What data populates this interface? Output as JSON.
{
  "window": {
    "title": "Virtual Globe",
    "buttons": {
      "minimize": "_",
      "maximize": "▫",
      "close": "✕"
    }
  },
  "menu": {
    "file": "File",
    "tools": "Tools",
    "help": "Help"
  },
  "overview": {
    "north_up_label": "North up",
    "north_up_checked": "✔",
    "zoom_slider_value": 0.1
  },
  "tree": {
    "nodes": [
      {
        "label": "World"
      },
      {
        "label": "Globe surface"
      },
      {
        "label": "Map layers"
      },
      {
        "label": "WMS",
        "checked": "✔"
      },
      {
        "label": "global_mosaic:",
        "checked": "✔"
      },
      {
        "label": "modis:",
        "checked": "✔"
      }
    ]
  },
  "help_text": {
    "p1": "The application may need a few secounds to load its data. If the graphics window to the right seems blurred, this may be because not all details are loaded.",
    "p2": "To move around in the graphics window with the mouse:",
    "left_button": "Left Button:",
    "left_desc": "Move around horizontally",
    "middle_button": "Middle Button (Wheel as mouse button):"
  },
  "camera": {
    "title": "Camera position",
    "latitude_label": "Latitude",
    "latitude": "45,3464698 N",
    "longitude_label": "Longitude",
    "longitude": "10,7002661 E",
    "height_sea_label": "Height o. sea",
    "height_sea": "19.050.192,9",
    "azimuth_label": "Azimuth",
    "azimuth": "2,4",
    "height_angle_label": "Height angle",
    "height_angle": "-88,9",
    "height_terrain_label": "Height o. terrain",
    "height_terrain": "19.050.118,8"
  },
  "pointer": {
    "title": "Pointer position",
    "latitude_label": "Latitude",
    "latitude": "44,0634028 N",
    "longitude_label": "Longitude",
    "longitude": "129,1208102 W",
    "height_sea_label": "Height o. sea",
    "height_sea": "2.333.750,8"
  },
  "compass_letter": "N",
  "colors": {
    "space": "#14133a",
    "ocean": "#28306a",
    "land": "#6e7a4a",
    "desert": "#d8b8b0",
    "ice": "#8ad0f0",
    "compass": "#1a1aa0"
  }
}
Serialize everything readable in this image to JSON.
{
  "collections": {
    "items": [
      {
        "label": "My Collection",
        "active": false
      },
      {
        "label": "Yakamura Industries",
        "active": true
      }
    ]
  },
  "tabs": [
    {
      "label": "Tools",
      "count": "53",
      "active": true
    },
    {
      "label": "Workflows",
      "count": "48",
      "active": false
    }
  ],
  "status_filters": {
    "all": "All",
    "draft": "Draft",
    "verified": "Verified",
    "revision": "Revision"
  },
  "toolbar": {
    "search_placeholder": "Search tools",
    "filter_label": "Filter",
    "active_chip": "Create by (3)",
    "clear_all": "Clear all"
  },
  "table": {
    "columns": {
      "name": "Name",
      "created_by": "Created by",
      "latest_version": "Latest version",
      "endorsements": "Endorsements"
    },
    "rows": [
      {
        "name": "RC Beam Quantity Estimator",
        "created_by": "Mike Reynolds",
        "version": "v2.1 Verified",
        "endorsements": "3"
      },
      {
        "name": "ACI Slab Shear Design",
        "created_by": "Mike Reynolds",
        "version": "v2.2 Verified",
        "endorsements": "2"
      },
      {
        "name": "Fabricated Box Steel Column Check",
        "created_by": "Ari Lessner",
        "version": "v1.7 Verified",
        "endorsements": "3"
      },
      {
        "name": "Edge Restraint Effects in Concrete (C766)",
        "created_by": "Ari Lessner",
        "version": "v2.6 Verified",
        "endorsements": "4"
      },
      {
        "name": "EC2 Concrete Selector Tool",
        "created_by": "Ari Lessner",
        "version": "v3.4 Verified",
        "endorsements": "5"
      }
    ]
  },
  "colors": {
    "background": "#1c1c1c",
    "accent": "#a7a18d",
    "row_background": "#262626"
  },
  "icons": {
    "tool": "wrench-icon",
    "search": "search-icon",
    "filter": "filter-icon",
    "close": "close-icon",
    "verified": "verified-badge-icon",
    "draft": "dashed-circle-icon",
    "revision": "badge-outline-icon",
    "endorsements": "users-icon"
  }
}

> WHAT THIS TASK INVOLVES
Scan the material above. Return every line containing the string "revision".

> EXERCISE RESPONSE
    "revision": "Revision"
    "revision": "badge-outline-icon",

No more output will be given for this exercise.